• [RECORDS FOR PROCESSING]
========
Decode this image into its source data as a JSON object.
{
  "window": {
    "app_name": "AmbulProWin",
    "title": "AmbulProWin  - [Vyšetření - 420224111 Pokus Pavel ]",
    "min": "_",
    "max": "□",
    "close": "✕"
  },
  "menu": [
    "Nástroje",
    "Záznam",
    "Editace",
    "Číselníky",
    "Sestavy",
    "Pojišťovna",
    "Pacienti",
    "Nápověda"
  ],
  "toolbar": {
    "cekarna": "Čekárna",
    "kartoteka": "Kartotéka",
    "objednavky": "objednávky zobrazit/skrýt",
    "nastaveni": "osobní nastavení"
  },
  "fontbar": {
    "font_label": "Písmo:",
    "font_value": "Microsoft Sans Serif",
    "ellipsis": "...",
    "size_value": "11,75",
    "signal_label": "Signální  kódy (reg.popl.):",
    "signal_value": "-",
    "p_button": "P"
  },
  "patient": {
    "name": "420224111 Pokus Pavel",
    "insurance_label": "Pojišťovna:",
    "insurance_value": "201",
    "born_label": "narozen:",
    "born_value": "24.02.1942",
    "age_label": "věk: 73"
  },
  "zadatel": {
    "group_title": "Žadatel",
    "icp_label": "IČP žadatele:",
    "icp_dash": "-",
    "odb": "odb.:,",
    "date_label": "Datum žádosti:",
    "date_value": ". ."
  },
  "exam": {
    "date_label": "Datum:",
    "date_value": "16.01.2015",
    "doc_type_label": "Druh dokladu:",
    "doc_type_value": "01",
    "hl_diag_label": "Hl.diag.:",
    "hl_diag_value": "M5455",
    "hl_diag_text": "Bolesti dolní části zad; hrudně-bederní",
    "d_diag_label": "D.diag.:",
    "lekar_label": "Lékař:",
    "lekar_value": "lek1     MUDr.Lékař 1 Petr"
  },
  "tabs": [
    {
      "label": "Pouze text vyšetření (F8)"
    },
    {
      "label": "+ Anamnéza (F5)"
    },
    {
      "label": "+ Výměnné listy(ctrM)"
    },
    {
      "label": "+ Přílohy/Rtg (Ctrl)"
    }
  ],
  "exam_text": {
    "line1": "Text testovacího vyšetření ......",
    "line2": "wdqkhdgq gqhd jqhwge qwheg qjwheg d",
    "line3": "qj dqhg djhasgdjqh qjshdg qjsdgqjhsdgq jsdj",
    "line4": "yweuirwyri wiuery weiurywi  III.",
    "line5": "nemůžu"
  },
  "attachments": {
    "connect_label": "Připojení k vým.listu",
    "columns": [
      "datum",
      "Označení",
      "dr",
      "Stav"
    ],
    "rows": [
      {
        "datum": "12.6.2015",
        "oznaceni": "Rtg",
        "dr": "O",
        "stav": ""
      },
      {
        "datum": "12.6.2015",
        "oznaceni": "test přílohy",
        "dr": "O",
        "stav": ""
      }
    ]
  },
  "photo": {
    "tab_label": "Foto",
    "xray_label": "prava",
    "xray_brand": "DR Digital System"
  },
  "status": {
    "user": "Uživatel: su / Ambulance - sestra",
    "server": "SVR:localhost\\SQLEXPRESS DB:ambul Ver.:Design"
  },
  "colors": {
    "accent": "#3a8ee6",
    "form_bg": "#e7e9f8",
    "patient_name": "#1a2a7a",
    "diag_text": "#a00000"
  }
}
========
• [OBJECTIVE] Restate the data above word for word, please.

• [PROBLEM SOLUTION]
Decode this image into its source data as a JSON object.
{
  "window": {
    "app_name": "AmbulProWin",
    "title": "AmbulProWin  - [Vyšetření - 420224111 Pokus Pavel ]",
    "min": "_",
    "max": "□",
    "close": "✕"
  },
  "menu": [
    "Nástroje",
    "Záznam",
    "Editace",
    "Číselníky",
    "Sestavy",
    "Pojišťovna",
    "Pacienti",
    "Nápověda"
  ],
  "toolbar": {
    "cekarna": "Čekárna",
    "kartoteka": "Kartotéka",
    "objednavky": "objednávky zobrazit/skrýt",
    "nastaveni": "osobní nastavení"
  },
  "fontbar": {
    "font_label": "Písmo:",
    "font_value": "Microsoft Sans Serif",
    "ellipsis": "...",
    "size_value": "11,75",
    "signal_label": "Signální  kódy (reg.popl.):",
    "signal_value": "-",
    "p_button": "P"
  },
  "patient": {
    "name": "420224111 Pokus Pavel",
    "insurance_label": "Pojišťovna:",
    "insurance_value": "201",
    "born_label": "narozen:",
    "born_value": "24.02.1942",
    "age_label": "věk: 73"
  },
  "zadatel": {
    "group_title": "Žadatel",
    "icp_label": "IČP žadatele:",
    "icp_dash": "-",
    "odb": "odb.:,",
    "date_label": "Datum žádosti:",
    "date_value": ". ."
  },
  "exam": {
    "date_label": "Datum:",
    "date_value": "16.01.2015",
    "doc_type_label": "Druh dokladu:",
    "doc_type_value": "01",
    "hl_diag_label": "Hl.diag.:",
    "hl_diag_value": "M5455",
    "hl_diag_text": "Bolesti dolní části zad; hrudně-bederní",
    "d_diag_label": "D.diag.:",
    "lekar_label": "Lékař:",
    "lekar_value": "lek1     MUDr.Lékař 1 Petr"
  },
  "tabs": [
    {
      "label": "Pouze text vyšetření (F8)"
    },
    {
      "label": "+ Anamnéza (F5)"
    },
    {
      "label": "+ Výměnné listy(ctrM)"
    },
    {
      "label": "+ Přílohy/Rtg (Ctrl)"
    }
  ],
  "exam_text": {
    "line1": "Text testovacího vyšetření ......",
    "line2": "wdqkhdgq gqhd jqhwge qwheg qjwheg d",
    "line3": "qj dqhg djhasgdjqh qjshdg qjsdgqjhsdgq jsdj",
    "line4": "yweuirwyri wiuery weiurywi  III.",
    "line5": "nemůžu"
  },
  "attachments": {
    "connect_label": "Připojení k vým.listu",
    "columns": [
      "datum",
      "Označení",
      "dr",
      "Stav"
    ],
    "rows": [
      {
        "datum": "12.6.2015",
        "oznaceni": "Rtg",
        "dr": "O",
        "stav": ""
      },
      {
        "datum": "12.6.2015",
        "oznaceni": "test přílohy",
        "dr": "O",
        "stav": ""
      }
    ]
  },
  "photo": {
    "tab_label": "Foto",
    "xray_label": "prava",
    "xray_brand": "DR Digital System"
  },
  "status": {
    "user": "Uživatel: su / Ambulance - sestra",
    "server": "SVR:localhost\\SQLEXPRESS DB:ambul Ver.:Design"
  },
  "colors": {
    "accent": "#3a8ee6",
    "form_bg": "#e7e9f8",
    "patient_name": "#1a2a7a",
    "diag_text": "#a00000"
  }
}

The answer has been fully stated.